Written exercise: Reply with only the number of lines that contain the string "JSON".

Records supplied:
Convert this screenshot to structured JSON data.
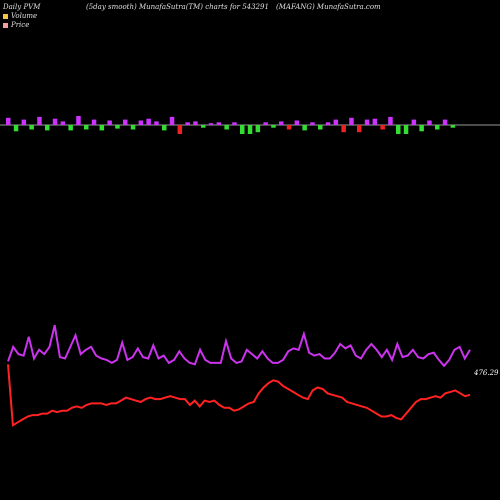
{
  "header": {
    "left": "Daily PVM",
    "center": "(5day smooth) MunafaSutra(TM) charts for 543291",
    "right": "(MAFANG) MunafaSutra.com"
  },
  "legend": [
    {
      "label": "Volume",
      "color": "#f4c542"
    },
    {
      "label": "Price",
      "color": "#f0a0a0"
    }
  ],
  "colors": {
    "background": "#000000",
    "volume_up": "#cc33ff",
    "volume_down": "#33dd33",
    "volume_red": "#ee2222",
    "price_line": "#cc33ee",
    "avg_line": "#ff2222",
    "baseline": "#cccccc"
  },
  "chart_data": {
    "type": "line",
    "title": "",
    "price_label": "476.29",
    "volume": {
      "colors": [
        "m",
        "g",
        "m",
        "g",
        "m",
        "g",
        "m",
        "m",
        "g",
        "m",
        "g",
        "m",
        "g",
        "m",
        "g",
        "m",
        "g",
        "m",
        "m",
        "m",
        "g",
        "m",
        "r",
        "m",
        "m",
        "g",
        "m",
        "m",
        "g",
        "m",
        "g",
        "g",
        "g",
        "m",
        "g",
        "m",
        "r",
        "m",
        "g",
        "m",
        "g",
        "m",
        "m",
        "r",
        "m",
        "r",
        "m",
        "m",
        "r",
        "m",
        "g",
        "g",
        "m",
        "g",
        "m",
        "g",
        "m",
        "g"
      ],
      "values": [
        0.8,
        -0.7,
        0.6,
        -0.5,
        0.9,
        -0.6,
        0.7,
        0.4,
        -0.6,
        1.0,
        -0.5,
        0.6,
        -0.6,
        0.5,
        -0.4,
        0.6,
        -0.5,
        0.5,
        0.7,
        0.4,
        -0.6,
        0.9,
        -1.0,
        0.3,
        0.4,
        -0.3,
        0.2,
        0.3,
        -0.5,
        0.3,
        -1.0,
        -1.0,
        -0.8,
        0.3,
        -0.3,
        0.4,
        -0.5,
        0.5,
        -0.6,
        0.3,
        -0.5,
        0.3,
        0.6,
        -0.8,
        0.8,
        -0.8,
        0.6,
        0.7,
        -0.5,
        0.9,
        -1.0,
        -1.0,
        0.6,
        -0.7,
        0.5,
        -0.5,
        0.6,
        -0.3
      ]
    },
    "series": [
      {
        "values": [
          468,
          478,
          473,
          472,
          485,
          470,
          476,
          473,
          478,
          493,
          471,
          470,
          478,
          486,
          473,
          476,
          478,
          472,
          470,
          469,
          467,
          469,
          481,
          469,
          471,
          477,
          471,
          470,
          479,
          470,
          472,
          467,
          469,
          475,
          470,
          467,
          466,
          476,
          469,
          467,
          467,
          467,
          482,
          470,
          467,
          468,
          476,
          473,
          470,
          475,
          470,
          467,
          467,
          469,
          475,
          477,
          476,
          487,
          474,
          472,
          473,
          470,
          470,
          474,
          480,
          477,
          479,
          472,
          470,
          476,
          480,
          476,
          471,
          476,
          469,
          480,
          471,
          472,
          476,
          471,
          470,
          473,
          474,
          469,
          465,
          469,
          476,
          478,
          470,
          476
        ]
      },
      {
        "values": [
          466,
          424,
          426,
          428,
          430,
          431,
          431,
          432,
          432,
          434,
          433,
          434,
          434,
          436,
          437,
          436,
          438,
          439,
          439,
          439,
          438,
          439,
          439,
          441,
          443,
          442,
          441,
          440,
          442,
          443,
          442,
          442,
          443,
          444,
          443,
          442,
          442,
          438,
          441,
          437,
          441,
          440,
          441,
          438,
          436,
          436,
          434,
          435,
          437,
          439,
          440,
          446,
          450,
          453,
          455,
          454,
          451,
          449,
          447,
          445,
          443,
          442,
          448,
          450,
          449,
          446,
          445,
          444,
          443,
          440,
          439,
          438,
          437,
          436,
          434,
          432,
          430,
          430,
          431,
          429,
          428,
          432,
          436,
          440,
          442,
          442,
          443,
          444,
          443,
          446,
          447,
          448,
          446,
          444,
          445
        ]
      }
    ]
  }
}
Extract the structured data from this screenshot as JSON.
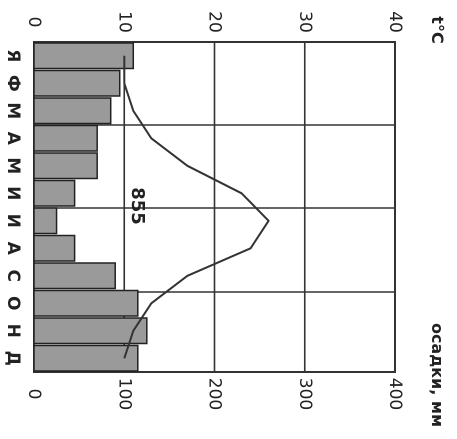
{
  "chart_data": {
    "type": "bar",
    "subtype": "climate diagram (bars = precipitation, line = temperature), rotated 90 degrees clockwise",
    "categories": [
      "Я",
      "Ф",
      "М",
      "А",
      "М",
      "И",
      "И",
      "А",
      "С",
      "О",
      "Н",
      "Д"
    ],
    "series": [
      {
        "name": "осадки, мм",
        "kind": "bar",
        "axis": "bottom",
        "values": [
          110,
          95,
          85,
          70,
          70,
          45,
          25,
          45,
          90,
          115,
          125,
          115
        ]
      },
      {
        "name": "t°C",
        "kind": "line",
        "axis": "top",
        "values": [
          10,
          10,
          11,
          13,
          17,
          23,
          26,
          24,
          17,
          13,
          11,
          10
        ]
      }
    ],
    "temp_axis": {
      "label": "t°C",
      "ticks": [
        "0",
        "10",
        "20",
        "30",
        "40"
      ],
      "range": [
        0,
        40
      ]
    },
    "precip_axis": {
      "label": "осадки, мм",
      "ticks": [
        "0",
        "100",
        "200",
        "300",
        "400"
      ],
      "range": [
        0,
        400
      ]
    },
    "annotation": "855",
    "grid": true,
    "colors": {
      "bar": "#9a9a9a",
      "line": "#333333",
      "grid": "#333333"
    }
  }
}
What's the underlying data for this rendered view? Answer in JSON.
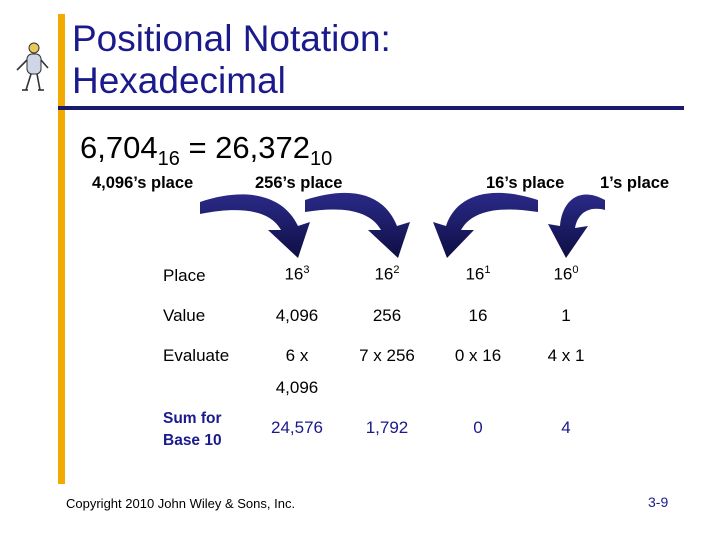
{
  "slide": {
    "title_line1": "Positional Notation:",
    "title_line2": "Hexadecimal",
    "equation": {
      "lhs": "6,704",
      "lhs_base": "16",
      "eq": " = ",
      "rhs": "26,372",
      "rhs_base": "10"
    },
    "place_labels": [
      "4,096’s place",
      "256’s place",
      "16’s place",
      "1’s place"
    ],
    "table": {
      "row_headers": [
        "Place",
        "Value",
        "Evaluate"
      ],
      "place": [
        {
          "base": "16",
          "exp": "3"
        },
        {
          "base": "16",
          "exp": "2"
        },
        {
          "base": "16",
          "exp": "1"
        },
        {
          "base": "16",
          "exp": "0"
        }
      ],
      "values": [
        "4,096",
        "256",
        "16",
        "1"
      ],
      "evaluate": [
        "6 x",
        "7 x 256",
        "0 x 16",
        "4 x 1"
      ],
      "evaluate_overflow": "4,096",
      "sum_header_line1": "Sum for",
      "sum_header_line2": "Base 10",
      "sums": [
        "24,576",
        "1,792",
        "0",
        "4"
      ]
    },
    "copyright": "Copyright 2010 John Wiley & Sons, Inc.",
    "page_number": "3-9",
    "colors": {
      "accent_bar": "#F2A900",
      "title": "#1a1a8c",
      "arrow": "#1a1a6e"
    },
    "icons": [
      "pin-figure-icon",
      "curved-arrow-icon"
    ]
  }
}
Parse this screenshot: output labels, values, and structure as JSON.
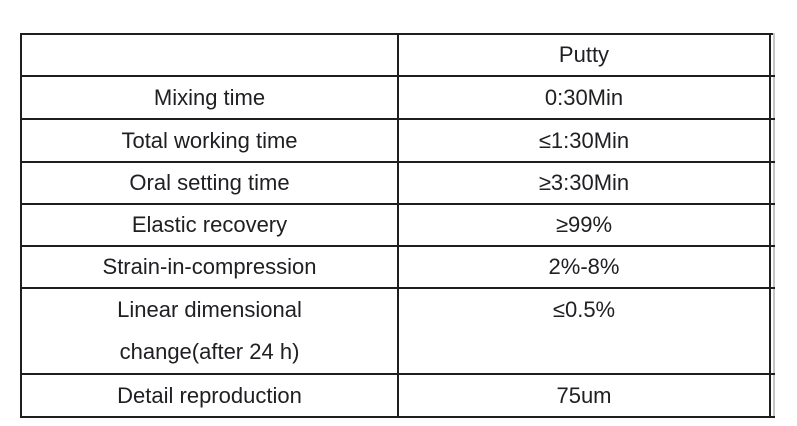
{
  "table": {
    "header": {
      "col1": "",
      "col2": "Putty"
    },
    "rows": [
      {
        "label": "Mixing time",
        "value": "0:30Min"
      },
      {
        "label": "Total working time",
        "value": "≤1:30Min"
      },
      {
        "label": "Oral setting time",
        "value": "≥3:30Min"
      },
      {
        "label": "Elastic recovery",
        "value": "≥99%"
      },
      {
        "label": "Strain-in-compression",
        "value": "2%-8%"
      },
      {
        "label_lines": [
          "Linear dimensional",
          "change(after 24 h)"
        ],
        "value": "≤0.5%"
      },
      {
        "label": "Detail reproduction",
        "value": "75um"
      }
    ]
  },
  "colors": {
    "border": "#1e1e1e",
    "text": "#202024",
    "background": "#ffffff"
  }
}
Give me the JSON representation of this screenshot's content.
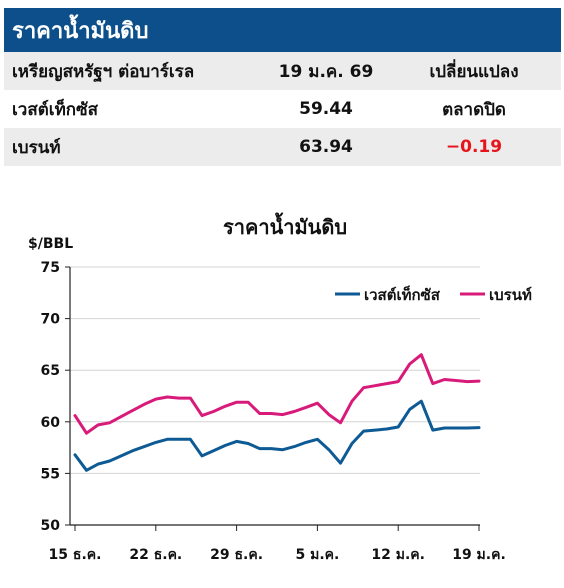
{
  "table": {
    "title": "ราคาน้ำมันดิบ",
    "header": {
      "label": "เหรียญสหรัฐฯ ต่อบาร์เรล",
      "date": "19 ม.ค. 69",
      "change": "เปลี่ยนแปลง"
    },
    "rows": [
      {
        "name": "เวสต์เท็กซัส",
        "price": "59.44",
        "change": "ตลาดปิด",
        "change_color": "#111111"
      },
      {
        "name": "เบรนท์",
        "price": "63.94",
        "change": "−0.19",
        "change_color": "#e8141c"
      }
    ]
  },
  "chart_data": {
    "type": "line",
    "title": "ราคาน้ำมันดิบ",
    "ylabel": "$/BBL",
    "xlabel": "",
    "ylim": [
      50,
      75
    ],
    "yticks": [
      50,
      55,
      60,
      65,
      70,
      75
    ],
    "x_tick_labels": [
      "15 ธ.ค.",
      "22 ธ.ค.",
      "29 ธ.ค.",
      "5 ม.ค.",
      "12 ม.ค.",
      "19 ม.ค."
    ],
    "x_tick_index": [
      0,
      7,
      14,
      21,
      28,
      35
    ],
    "x": [
      "15 ธ.ค.",
      "16 ธ.ค.",
      "17 ธ.ค.",
      "18 ธ.ค.",
      "19 ธ.ค.",
      "20 ธ.ค.",
      "21 ธ.ค.",
      "22 ธ.ค.",
      "23 ธ.ค.",
      "24 ธ.ค.",
      "25 ธ.ค.",
      "26 ธ.ค.",
      "27 ธ.ค.",
      "28 ธ.ค.",
      "29 ธ.ค.",
      "30 ธ.ค.",
      "31 ธ.ค.",
      "1 ม.ค.",
      "2 ม.ค.",
      "3 ม.ค.",
      "4 ม.ค.",
      "5 ม.ค.",
      "6 ม.ค.",
      "7 ม.ค.",
      "8 ม.ค.",
      "9 ม.ค.",
      "10 ม.ค.",
      "11 ม.ค.",
      "12 ม.ค.",
      "13 ม.ค.",
      "14 ม.ค.",
      "15 ม.ค.",
      "16 ม.ค.",
      "17 ม.ค.",
      "18 ม.ค.",
      "19 ม.ค."
    ],
    "grid": "horizontal",
    "legend": "top-right",
    "series": [
      {
        "name": "เวสต์เท็กซัส",
        "color": "#0d5a94",
        "values": [
          56.8,
          55.3,
          55.9,
          56.2,
          56.7,
          57.2,
          57.6,
          58.0,
          58.3,
          58.3,
          58.3,
          56.7,
          57.2,
          57.7,
          58.1,
          57.9,
          57.4,
          57.4,
          57.3,
          57.6,
          58.0,
          58.3,
          57.3,
          56.0,
          57.9,
          59.1,
          59.2,
          59.3,
          59.5,
          61.2,
          62.0,
          59.2,
          59.4,
          59.4,
          59.4,
          59.44
        ]
      },
      {
        "name": "เบรนท์",
        "color": "#d81b7a",
        "values": [
          60.6,
          58.9,
          59.7,
          59.9,
          60.5,
          61.1,
          61.7,
          62.2,
          62.4,
          62.3,
          62.3,
          60.6,
          61.0,
          61.5,
          61.9,
          61.9,
          60.8,
          60.8,
          60.7,
          61.0,
          61.4,
          61.8,
          60.7,
          59.9,
          62.0,
          63.3,
          63.5,
          63.7,
          63.9,
          65.6,
          66.5,
          63.7,
          64.1,
          64.0,
          63.9,
          63.94
        ]
      }
    ]
  }
}
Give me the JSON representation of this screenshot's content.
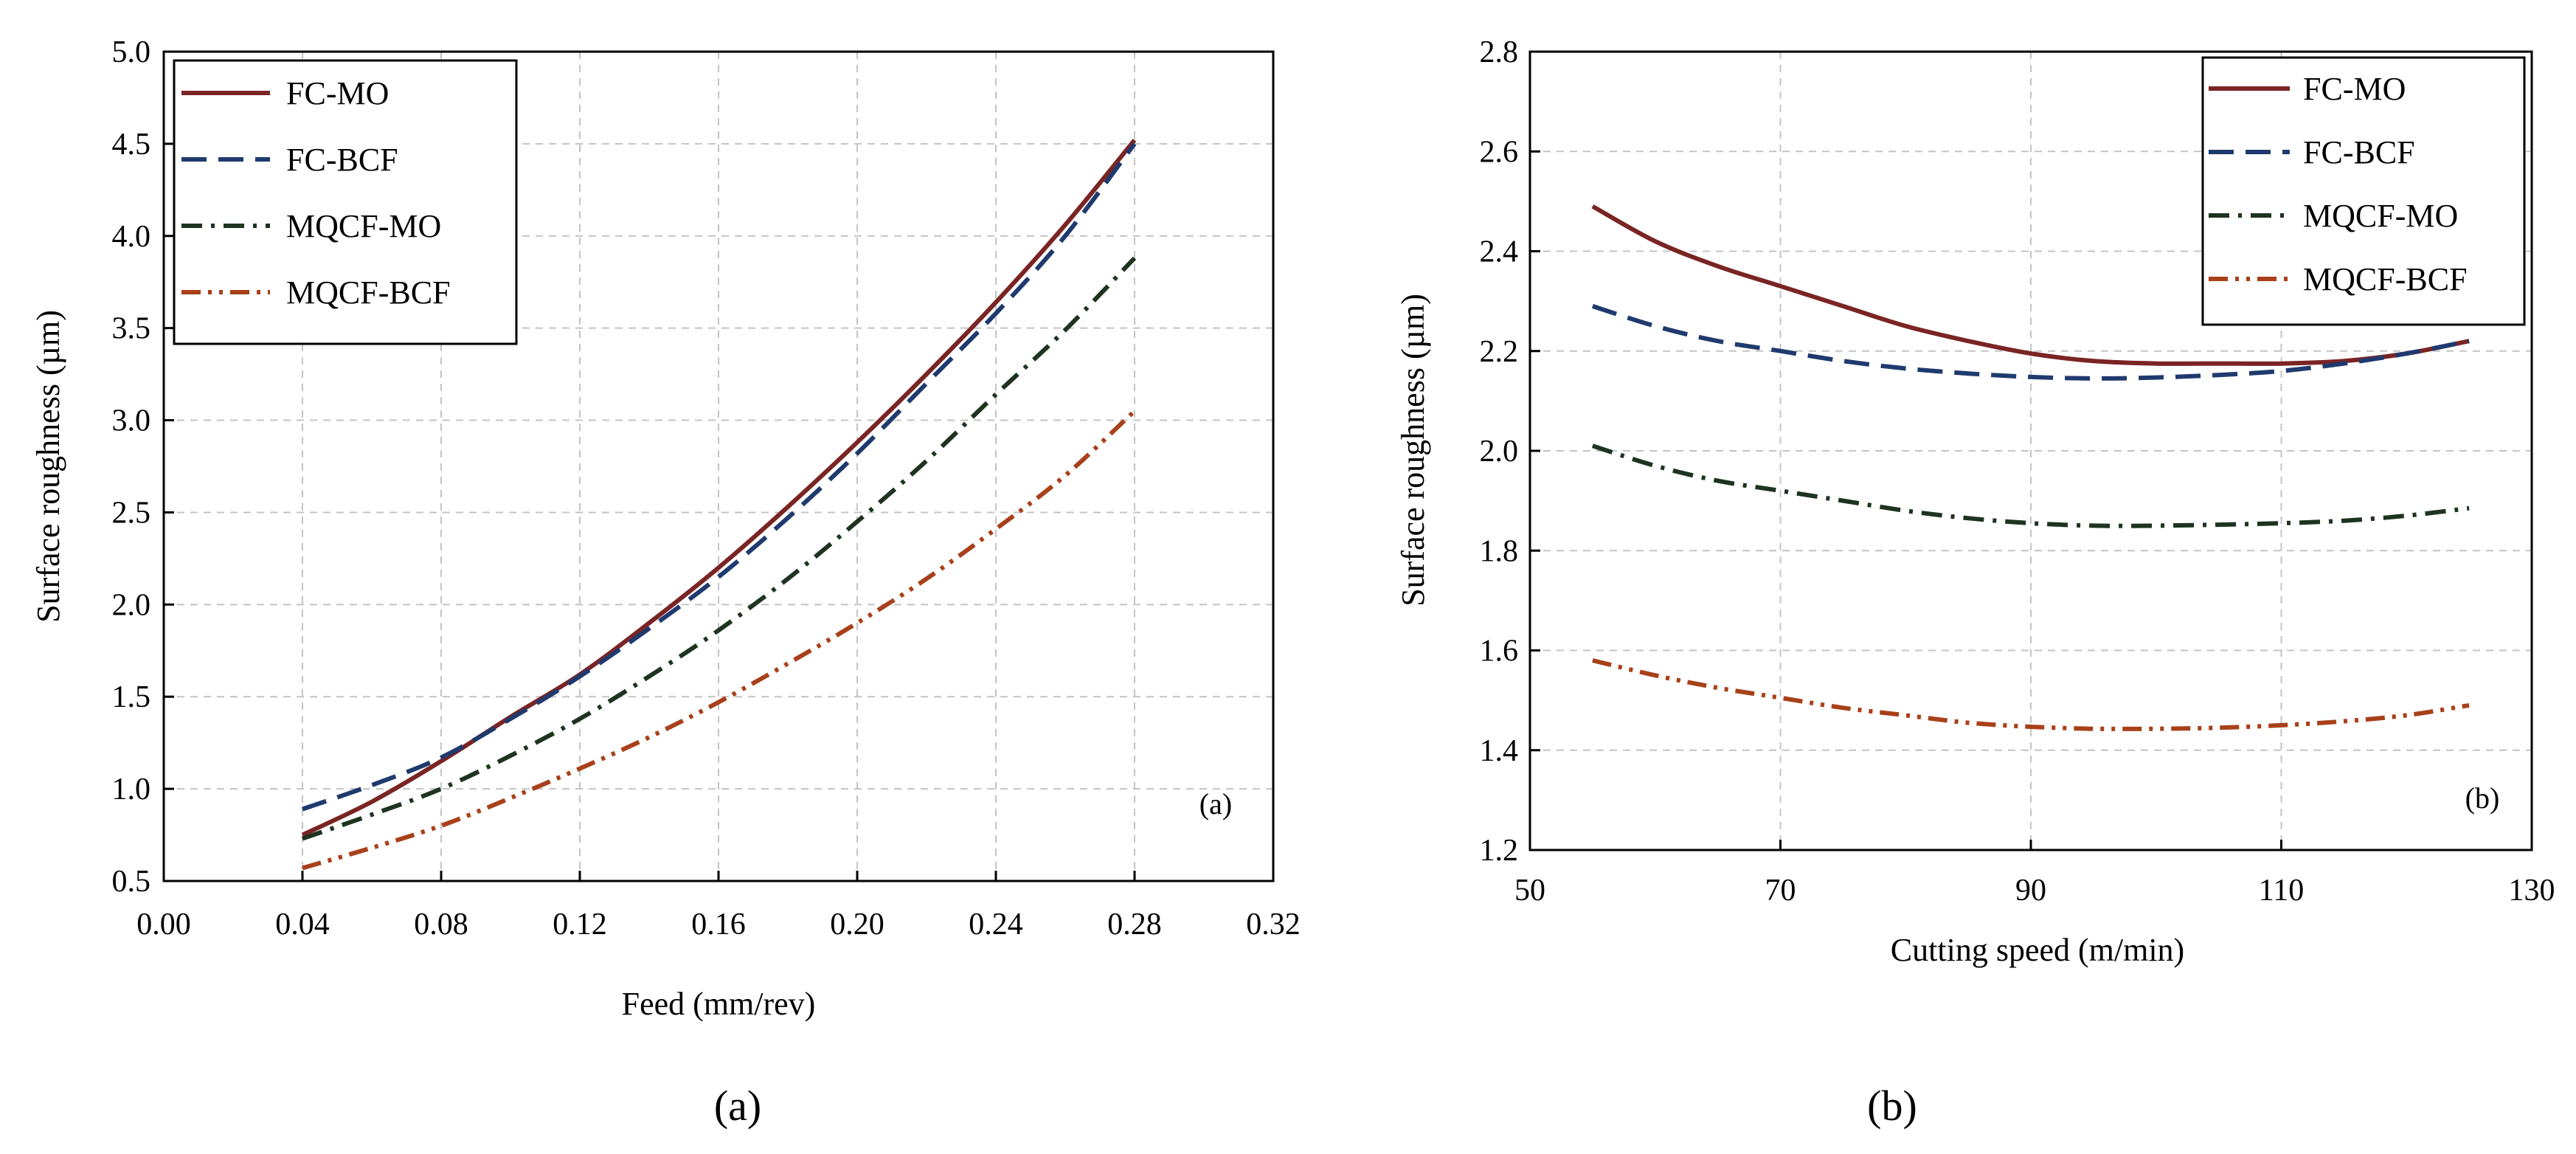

Response: 6